▶ Work to complete
Copy out all of the material exactly as presented.
— Start Data shown —
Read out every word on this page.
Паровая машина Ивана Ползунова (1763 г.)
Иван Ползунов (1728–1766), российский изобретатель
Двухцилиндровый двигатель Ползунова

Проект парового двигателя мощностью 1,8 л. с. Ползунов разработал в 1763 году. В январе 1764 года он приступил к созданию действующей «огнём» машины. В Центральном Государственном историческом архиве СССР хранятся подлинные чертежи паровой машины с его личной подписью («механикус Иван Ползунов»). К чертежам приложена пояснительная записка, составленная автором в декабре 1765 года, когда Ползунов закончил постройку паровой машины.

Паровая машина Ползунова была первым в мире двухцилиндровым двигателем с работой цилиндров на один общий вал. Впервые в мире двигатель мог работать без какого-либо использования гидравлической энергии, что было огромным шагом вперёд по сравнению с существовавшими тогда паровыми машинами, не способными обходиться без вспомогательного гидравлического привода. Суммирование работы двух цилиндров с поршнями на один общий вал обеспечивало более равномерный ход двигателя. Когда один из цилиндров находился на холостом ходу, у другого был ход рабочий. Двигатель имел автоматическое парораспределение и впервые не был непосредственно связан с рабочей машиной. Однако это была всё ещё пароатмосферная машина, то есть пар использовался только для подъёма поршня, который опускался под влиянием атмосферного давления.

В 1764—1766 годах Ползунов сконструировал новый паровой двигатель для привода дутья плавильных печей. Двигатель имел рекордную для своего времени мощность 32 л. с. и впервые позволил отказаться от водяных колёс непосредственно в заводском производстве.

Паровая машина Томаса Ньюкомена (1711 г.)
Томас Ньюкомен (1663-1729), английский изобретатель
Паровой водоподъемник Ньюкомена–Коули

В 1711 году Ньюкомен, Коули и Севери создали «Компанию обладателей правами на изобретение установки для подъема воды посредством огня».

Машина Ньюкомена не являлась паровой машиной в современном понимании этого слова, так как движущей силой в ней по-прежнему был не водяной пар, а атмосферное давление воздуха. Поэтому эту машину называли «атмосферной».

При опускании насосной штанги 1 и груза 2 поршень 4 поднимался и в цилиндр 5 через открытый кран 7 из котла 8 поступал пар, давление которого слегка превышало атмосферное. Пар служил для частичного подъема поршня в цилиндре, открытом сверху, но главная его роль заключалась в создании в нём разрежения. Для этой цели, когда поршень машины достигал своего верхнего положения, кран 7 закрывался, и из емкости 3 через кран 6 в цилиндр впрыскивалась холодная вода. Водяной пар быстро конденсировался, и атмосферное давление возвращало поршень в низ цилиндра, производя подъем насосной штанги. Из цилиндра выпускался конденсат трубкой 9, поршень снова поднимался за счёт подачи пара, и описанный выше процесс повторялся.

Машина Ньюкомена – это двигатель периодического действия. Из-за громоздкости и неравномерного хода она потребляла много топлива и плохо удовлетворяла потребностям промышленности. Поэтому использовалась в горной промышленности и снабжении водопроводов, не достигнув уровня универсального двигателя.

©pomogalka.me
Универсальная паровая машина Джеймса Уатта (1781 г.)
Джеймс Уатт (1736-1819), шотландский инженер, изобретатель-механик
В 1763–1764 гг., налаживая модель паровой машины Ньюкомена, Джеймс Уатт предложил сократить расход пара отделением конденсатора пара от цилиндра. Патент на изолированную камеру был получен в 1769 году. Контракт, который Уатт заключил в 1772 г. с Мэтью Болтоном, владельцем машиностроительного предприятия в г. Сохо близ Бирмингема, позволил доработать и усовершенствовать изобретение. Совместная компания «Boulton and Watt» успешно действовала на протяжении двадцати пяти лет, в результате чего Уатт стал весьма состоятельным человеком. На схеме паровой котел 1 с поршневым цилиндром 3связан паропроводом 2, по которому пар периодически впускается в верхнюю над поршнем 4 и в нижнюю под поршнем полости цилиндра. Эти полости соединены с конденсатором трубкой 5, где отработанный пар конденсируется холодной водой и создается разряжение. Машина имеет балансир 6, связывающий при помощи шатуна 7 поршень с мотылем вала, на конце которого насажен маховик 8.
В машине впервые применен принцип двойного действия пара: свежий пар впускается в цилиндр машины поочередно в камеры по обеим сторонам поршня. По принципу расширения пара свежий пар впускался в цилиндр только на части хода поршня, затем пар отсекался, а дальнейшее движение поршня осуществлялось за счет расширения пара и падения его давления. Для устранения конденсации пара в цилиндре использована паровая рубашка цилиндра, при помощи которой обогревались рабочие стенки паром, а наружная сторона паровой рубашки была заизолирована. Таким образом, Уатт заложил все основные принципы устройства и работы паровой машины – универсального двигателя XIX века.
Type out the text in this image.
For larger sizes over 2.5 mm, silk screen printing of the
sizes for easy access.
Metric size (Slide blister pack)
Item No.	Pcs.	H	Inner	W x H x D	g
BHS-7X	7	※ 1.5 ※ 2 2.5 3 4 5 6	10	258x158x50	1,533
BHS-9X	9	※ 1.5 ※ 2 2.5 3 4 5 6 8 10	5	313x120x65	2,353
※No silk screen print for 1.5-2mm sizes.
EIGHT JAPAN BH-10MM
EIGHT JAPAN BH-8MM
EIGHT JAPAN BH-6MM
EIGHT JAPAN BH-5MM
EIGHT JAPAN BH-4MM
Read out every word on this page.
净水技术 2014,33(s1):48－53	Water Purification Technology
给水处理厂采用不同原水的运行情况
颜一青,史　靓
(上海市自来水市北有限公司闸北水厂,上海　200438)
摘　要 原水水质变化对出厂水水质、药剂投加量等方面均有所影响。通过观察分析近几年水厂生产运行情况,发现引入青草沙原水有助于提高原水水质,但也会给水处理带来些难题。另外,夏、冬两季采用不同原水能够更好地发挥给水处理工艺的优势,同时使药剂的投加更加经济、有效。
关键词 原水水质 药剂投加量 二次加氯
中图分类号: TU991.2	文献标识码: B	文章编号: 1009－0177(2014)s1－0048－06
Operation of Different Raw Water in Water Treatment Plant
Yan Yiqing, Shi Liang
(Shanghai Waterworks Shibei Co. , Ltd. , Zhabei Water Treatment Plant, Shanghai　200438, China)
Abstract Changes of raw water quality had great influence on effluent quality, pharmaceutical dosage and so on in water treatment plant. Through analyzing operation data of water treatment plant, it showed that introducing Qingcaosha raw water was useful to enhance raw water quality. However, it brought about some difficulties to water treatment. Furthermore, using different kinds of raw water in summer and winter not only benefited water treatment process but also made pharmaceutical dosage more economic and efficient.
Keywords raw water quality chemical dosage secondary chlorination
— End Data shown —
▶ Response
Read out every word on this page.
Паровая машина Ивана Ползунова (1763 г.)
Иван Ползунов (1728–1766), российский изобретатель
Двухцилиндровый двигатель Ползунова

Проект парового двигателя мощностью 1,8 л. с. Ползунов разработал в 1763 году. В январе 1764 года он приступил к созданию действующей «огнём» машины. В Центральном Государственном историческом архиве СССР хранятся подлинные чертежи паровой машины с его личной подписью («механикус Иван Ползунов»). К чертежам приложена пояснительная записка, составленная автором в декабре 1765 года, когда Ползунов закончил постройку паровой машины.

Паровая машина Ползунова была первым в мире двухцилиндровым двигателем с работой цилиндров на один общий вал. Впервые в мире двигатель мог работать без какого-либо использования гидравлической энергии, что было огромным шагом вперёд по сравнению с существовавшими тогда паровыми машинами, не способными обходиться без вспомогательного гидравлического привода. Суммирование работы двух цилиндров с поршнями на один общий вал обеспечивало более равномерный ход двигателя. Когда один из цилиндров находился на холостом ходу, у другого был ход рабочий. Двигатель имел автоматическое парораспределение и впервые не был непосредственно связан с рабочей машиной. Однако это была всё ещё пароатмосферная машина, то есть пар использовался только для подъёма поршня, который опускался под влиянием атмосферного давления.

В 1764—1766 годах Ползунов сконструировал новый паровой двигатель для привода дутья плавильных печей. Двигатель имел рекордную для своего времени мощность 32 л. с. и впервые позволил отказаться от водяных колёс непосредственно в заводском производстве.

Паровая машина Томаса Ньюкомена (1711 г.)
Томас Ньюкомен (1663-1729), английский изобретатель
Паровой водоподъемник Ньюкомена–Коули

В 1711 году Ньюкомен, Коули и Севери создали «Компанию обладателей правами на изобретение установки для подъема воды посредством огня».

Машина Ньюкомена не являлась паровой машиной в современном понимании этого слова, так как движущей силой в ней по-прежнему был не водяной пар, а атмосферное давление воздуха. Поэтому эту машину называли «атмосферной».

При опускании насосной штанги 1 и груза 2 поршень 4 поднимался и в цилиндр 5 через открытый кран 7 из котла 8 поступал пар, давление которого слегка превышало атмосферное. Пар служил для частичного подъема поршня в цилиндре, открытом сверху, но главная его роль заключалась в создании в нём разрежения. Для этой цели, когда поршень машины достигал своего верхнего положения, кран 7 закрывался, и из емкости 3 через кран 6 в цилиндр впрыскивалась холодная вода. Водяной пар быстро конденсировался, и атмосферное давление возвращало поршень в низ цилиндра, производя подъем насосной штанги. Из цилиндра выпускался конденсат трубкой 9, поршень снова поднимался за счёт подачи пара, и описанный выше процесс повторялся.

Машина Ньюкомена – это двигатель периодического действия. Из-за громоздкости и неравномерного хода она потребляла много топлива и плохо удовлетворяла потребностям промышленности. Поэтому использовалась в горной промышленности и снабжении водопроводов, не достигнув уровня универсального двигателя.

©pomogalka.me
Универсальная паровая машина Джеймса Уатта (1781 г.)
Джеймс Уатт (1736-1819), шотландский инженер, изобретатель-механик
В 1763–1764 гг., налаживая модель паровой машины Ньюкомена, Джеймс Уатт предложил сократить расход пара отделением конденсатора пара от цилиндра. Патент на изолированную камеру был получен в 1769 году. Контракт, который Уатт заключил в 1772 г. с Мэтью Болтоном, владельцем машиностроительного предприятия в г. Сохо близ Бирмингема, позволил доработать и усовершенствовать изобретение. Совместная компания «Boulton and Watt» успешно действовала на протяжении двадцати пяти лет, в результате чего Уатт стал весьма состоятельным человеком. На схеме паровой котел 1 с поршневым цилиндром 3связан паропроводом 2, по которому пар периодически впускается в верхнюю над поршнем 4 и в нижнюю под поршнем полости цилиндра. Эти полости соединены с конденсатором трубкой 5, где отработанный пар конденсируется холодной водой и создается разряжение. Машина имеет балансир 6, связывающий при помощи шатуна 7 поршень с мотылем вала, на конце которого насажен маховик 8.
В машине впервые применен принцип двойного действия пара: свежий пар впускается в цилиндр машины поочередно в камеры по обеим сторонам поршня. По принципу расширения пара свежий пар впускался в цилиндр только на части хода поршня, затем пар отсекался, а дальнейшее движение поршня осуществлялось за счет расширения пара и падения его давления. Для устранения конденсации пара в цилиндре использована паровая рубашка цилиндра, при помощи которой обогревались рабочие стенки паром, а наружная сторона паровой рубашки была заизолирована. Таким образом, Уатт заложил все основные принципы устройства и работы паровой машины – универсального двигателя XIX века.
Type out the text in this image.
For larger sizes over 2.5 mm, silk screen printing of the
sizes for easy access.
Metric size (Slide blister pack)
Item No.	Pcs.	H	Inner	W x H x D	g
BHS-7X	7	※ 1.5 ※ 2 2.5 3 4 5 6	10	258x158x50	1,533
BHS-9X	9	※ 1.5 ※ 2 2.5 3 4 5 6 8 10	5	313x120x65	2,353
※No silk screen print for 1.5-2mm sizes.
EIGHT JAPAN BH-10MM
EIGHT JAPAN BH-8MM
EIGHT JAPAN BH-6MM
EIGHT JAPAN BH-5MM
EIGHT JAPAN BH-4MM
Read out every word on this page.
净水技术 2014,33(s1):48－53	Water Purification Technology
给水处理厂采用不同原水的运行情况
颜一青,史　靓
(上海市自来水市北有限公司闸北水厂,上海　200438)
摘　要 原水水质变化对出厂水水质、药剂投加量等方面均有所影响。通过观察分析近几年水厂生产运行情况,发现引入青草沙原水有助于提高原水水质,但也会给水处理带来些难题。另外,夏、冬两季采用不同原水能够更好地发挥给水处理工艺的优势,同时使药剂的投加更加经济、有效。
关键词 原水水质 药剂投加量 二次加氯
中图分类号: TU991.2	文献标识码: B	文章编号: 1009－0177(2014)s1－0048－06
Operation of Different Raw Water in Water Treatment Plant
Yan Yiqing, Shi Liang
(Shanghai Waterworks Shibei Co. , Ltd. , Zhabei Water Treatment Plant, Shanghai　200438, China)
Abstract Changes of raw water quality had great influence on effluent quality, pharmaceutical dosage and so on in water treatment plant. Through analyzing operation data of water treatment plant, it showed that introducing Qingcaosha raw water was useful to enhance raw water quality. However, it brought about some difficulties to water treatment. Furthermore, using different kinds of raw water in summer and winter not only benefited water treatment process but also made pharmaceutical dosage more economic and efficient.
Keywords raw water quality chemical dosage secondary chlorination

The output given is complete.